RECORDS FOR THE EXERCISE:
○ ○ ○ ○ ○
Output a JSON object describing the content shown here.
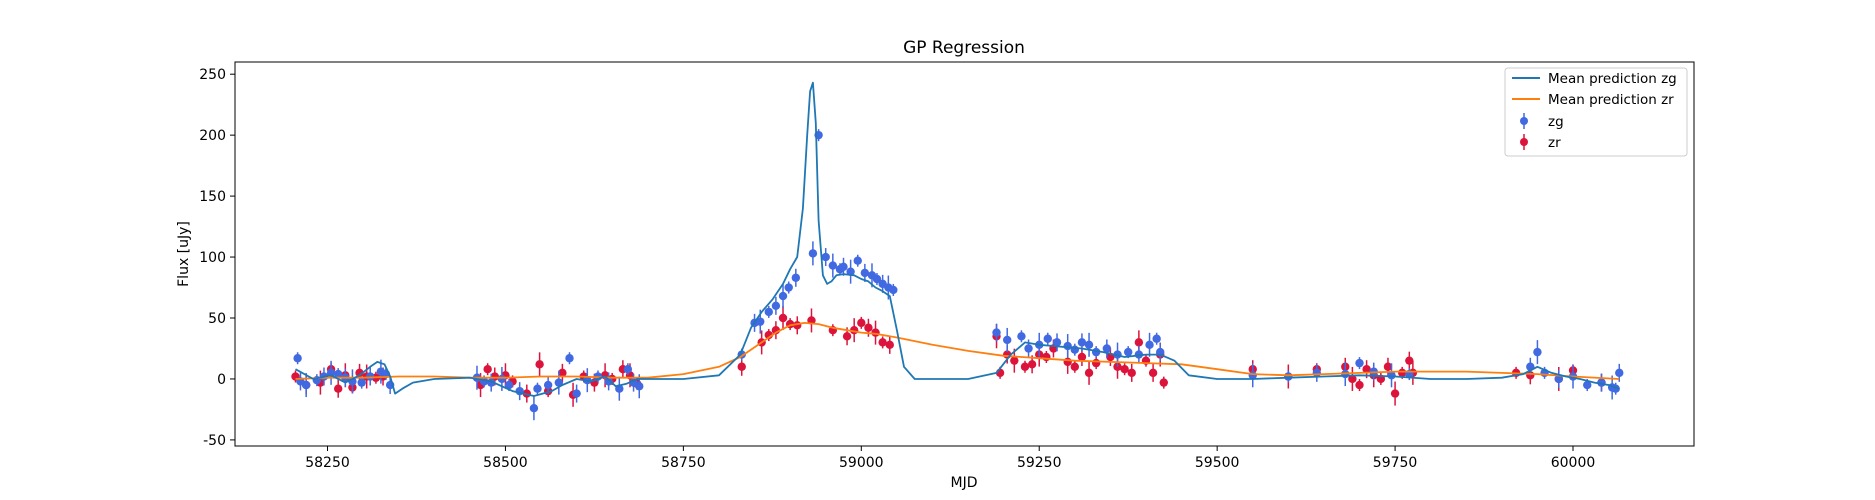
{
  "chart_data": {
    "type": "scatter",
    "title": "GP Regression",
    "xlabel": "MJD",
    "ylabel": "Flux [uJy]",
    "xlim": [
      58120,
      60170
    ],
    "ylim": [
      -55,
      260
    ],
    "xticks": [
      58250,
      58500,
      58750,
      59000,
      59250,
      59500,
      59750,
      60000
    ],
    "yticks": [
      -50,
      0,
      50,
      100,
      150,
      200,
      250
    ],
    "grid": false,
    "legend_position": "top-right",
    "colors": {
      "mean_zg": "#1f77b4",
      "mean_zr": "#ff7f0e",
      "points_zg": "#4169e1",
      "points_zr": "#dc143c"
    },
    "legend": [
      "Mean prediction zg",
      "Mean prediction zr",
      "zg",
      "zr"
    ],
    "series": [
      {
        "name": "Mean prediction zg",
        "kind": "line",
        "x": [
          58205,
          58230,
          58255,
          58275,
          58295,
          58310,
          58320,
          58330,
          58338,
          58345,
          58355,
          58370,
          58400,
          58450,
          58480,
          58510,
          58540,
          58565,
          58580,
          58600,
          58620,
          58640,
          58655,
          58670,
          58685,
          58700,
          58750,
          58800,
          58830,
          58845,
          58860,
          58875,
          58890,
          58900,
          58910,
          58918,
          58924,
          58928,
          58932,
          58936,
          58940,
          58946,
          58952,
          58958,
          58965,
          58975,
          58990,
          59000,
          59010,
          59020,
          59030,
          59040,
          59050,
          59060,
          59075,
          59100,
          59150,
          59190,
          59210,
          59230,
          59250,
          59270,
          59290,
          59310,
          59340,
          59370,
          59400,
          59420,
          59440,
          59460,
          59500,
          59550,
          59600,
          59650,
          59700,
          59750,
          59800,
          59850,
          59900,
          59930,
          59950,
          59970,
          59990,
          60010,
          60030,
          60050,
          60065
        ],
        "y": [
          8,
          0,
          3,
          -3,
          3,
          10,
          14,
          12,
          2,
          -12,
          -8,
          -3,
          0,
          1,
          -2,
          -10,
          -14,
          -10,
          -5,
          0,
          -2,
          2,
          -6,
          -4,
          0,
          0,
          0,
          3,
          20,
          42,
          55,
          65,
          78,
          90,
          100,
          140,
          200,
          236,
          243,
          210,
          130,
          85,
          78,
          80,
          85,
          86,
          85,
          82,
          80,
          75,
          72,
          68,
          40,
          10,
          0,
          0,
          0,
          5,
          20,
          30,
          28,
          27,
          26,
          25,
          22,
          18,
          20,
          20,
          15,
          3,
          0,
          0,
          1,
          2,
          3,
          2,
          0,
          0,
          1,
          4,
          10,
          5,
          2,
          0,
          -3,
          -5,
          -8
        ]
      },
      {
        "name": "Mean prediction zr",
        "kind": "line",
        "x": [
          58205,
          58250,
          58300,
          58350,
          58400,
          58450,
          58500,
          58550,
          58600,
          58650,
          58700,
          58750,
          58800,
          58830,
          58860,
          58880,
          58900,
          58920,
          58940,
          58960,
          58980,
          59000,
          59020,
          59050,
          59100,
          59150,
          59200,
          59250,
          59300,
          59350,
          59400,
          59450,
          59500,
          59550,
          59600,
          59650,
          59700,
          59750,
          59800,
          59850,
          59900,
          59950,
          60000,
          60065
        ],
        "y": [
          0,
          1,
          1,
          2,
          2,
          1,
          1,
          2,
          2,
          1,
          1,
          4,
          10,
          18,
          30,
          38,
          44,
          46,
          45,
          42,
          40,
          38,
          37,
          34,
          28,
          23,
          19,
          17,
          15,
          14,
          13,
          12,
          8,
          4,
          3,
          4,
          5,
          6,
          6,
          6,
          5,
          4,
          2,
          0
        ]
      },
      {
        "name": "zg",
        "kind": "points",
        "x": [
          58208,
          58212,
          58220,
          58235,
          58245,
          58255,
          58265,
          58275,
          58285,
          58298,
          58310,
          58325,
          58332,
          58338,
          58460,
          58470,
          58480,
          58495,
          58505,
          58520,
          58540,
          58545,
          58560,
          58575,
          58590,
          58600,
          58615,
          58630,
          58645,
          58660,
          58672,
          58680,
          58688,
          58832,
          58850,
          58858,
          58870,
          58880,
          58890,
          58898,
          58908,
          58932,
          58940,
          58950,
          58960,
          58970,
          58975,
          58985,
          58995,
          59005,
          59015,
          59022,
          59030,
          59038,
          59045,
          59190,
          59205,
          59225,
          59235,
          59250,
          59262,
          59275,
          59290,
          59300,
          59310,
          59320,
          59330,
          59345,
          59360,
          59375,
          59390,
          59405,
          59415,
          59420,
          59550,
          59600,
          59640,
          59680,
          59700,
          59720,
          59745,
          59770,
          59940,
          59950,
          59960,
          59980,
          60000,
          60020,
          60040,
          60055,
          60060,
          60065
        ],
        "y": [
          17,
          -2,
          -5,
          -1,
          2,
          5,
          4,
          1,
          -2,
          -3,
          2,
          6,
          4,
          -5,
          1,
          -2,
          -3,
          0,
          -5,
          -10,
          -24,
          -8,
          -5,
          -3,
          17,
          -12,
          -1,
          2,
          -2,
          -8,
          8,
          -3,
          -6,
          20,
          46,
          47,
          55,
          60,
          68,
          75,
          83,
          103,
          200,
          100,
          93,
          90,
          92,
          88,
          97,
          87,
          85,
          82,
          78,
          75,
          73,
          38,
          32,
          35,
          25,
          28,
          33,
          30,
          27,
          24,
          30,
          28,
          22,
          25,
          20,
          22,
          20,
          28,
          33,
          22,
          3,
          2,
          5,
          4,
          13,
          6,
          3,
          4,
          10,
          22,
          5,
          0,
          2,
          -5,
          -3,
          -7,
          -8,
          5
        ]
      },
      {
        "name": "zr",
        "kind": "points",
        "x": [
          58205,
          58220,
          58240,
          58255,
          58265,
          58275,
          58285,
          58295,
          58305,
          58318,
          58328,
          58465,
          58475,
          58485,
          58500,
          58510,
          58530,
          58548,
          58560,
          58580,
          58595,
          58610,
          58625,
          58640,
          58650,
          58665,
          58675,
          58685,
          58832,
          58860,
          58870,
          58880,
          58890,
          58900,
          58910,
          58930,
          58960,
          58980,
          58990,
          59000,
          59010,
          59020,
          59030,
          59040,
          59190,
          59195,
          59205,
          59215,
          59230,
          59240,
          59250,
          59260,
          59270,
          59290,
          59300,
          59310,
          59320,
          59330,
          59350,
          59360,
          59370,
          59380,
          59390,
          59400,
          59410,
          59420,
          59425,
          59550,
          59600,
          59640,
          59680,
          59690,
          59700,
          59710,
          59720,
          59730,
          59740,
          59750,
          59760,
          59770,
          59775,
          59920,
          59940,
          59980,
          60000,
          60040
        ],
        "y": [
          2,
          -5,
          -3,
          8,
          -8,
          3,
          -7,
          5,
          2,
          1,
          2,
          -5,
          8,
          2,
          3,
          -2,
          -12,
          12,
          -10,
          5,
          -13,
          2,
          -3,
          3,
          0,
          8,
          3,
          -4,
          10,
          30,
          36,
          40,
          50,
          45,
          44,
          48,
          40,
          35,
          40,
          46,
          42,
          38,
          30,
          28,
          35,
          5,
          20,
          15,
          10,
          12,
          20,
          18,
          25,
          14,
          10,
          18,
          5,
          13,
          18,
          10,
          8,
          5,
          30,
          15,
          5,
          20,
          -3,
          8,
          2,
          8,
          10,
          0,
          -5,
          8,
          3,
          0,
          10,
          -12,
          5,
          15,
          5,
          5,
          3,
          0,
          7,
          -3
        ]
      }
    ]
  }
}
○ ○ ○ ○ ○
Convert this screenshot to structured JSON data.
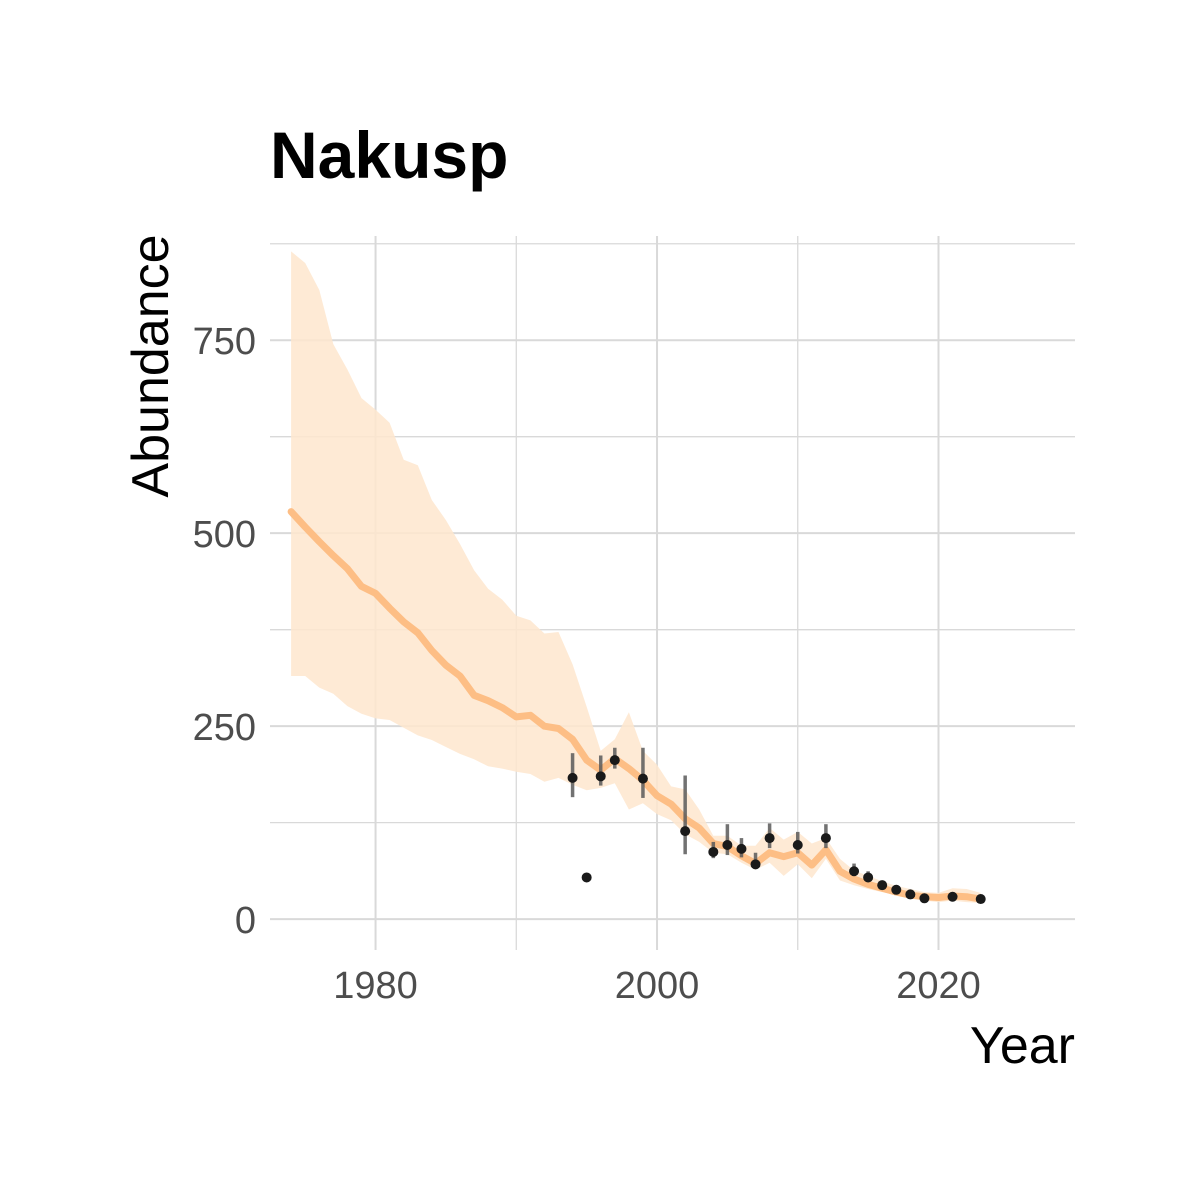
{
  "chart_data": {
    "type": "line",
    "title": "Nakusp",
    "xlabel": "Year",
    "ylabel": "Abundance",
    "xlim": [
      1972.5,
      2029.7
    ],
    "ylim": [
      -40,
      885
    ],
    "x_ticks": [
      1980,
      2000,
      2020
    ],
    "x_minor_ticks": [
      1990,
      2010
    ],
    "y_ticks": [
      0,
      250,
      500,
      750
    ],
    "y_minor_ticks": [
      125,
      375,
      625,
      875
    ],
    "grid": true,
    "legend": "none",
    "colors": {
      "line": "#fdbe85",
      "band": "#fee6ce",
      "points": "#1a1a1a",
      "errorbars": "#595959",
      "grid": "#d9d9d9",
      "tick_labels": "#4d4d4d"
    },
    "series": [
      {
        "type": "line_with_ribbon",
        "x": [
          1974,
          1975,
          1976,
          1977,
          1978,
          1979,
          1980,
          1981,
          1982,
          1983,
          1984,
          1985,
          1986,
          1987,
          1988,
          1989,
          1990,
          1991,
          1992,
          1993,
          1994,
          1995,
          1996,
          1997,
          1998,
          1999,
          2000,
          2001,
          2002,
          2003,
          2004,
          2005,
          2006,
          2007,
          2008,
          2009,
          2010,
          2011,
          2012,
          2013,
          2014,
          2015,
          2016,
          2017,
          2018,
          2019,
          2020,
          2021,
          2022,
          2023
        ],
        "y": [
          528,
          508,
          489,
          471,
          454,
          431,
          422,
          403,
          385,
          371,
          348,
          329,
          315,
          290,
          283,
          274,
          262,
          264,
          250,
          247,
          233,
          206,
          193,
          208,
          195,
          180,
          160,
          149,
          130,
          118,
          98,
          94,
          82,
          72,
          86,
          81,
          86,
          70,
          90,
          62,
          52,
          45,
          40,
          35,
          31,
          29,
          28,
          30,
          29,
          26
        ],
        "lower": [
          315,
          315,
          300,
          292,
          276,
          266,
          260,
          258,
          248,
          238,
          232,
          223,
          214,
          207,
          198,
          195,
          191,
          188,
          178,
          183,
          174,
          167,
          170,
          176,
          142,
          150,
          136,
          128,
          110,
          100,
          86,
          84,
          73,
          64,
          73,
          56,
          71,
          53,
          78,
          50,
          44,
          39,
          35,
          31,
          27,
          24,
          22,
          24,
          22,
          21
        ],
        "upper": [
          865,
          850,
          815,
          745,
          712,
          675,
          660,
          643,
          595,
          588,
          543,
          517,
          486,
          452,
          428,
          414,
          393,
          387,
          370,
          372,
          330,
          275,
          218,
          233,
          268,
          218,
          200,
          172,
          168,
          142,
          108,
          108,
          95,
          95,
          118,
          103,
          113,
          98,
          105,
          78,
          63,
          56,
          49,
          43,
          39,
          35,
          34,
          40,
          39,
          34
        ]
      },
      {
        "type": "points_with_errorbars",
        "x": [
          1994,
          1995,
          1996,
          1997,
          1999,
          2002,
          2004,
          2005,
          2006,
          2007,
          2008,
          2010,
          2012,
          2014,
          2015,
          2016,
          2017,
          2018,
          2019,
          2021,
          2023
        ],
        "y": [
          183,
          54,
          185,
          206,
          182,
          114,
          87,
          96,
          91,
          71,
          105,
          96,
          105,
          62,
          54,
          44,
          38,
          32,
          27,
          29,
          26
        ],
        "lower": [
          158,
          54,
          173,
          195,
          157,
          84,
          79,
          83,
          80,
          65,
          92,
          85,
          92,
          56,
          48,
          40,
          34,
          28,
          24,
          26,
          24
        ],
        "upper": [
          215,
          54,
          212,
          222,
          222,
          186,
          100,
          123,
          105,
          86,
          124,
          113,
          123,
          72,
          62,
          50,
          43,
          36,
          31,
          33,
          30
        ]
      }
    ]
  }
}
○ ○ ○ ○ ○
TASK STATEMENT:
Identify the lines in the entries that hold "JSON" and return each one.

TASK RESPONSE:
Output a JSON object describing the content shown here.
Convert this screenshot to structured JSON data.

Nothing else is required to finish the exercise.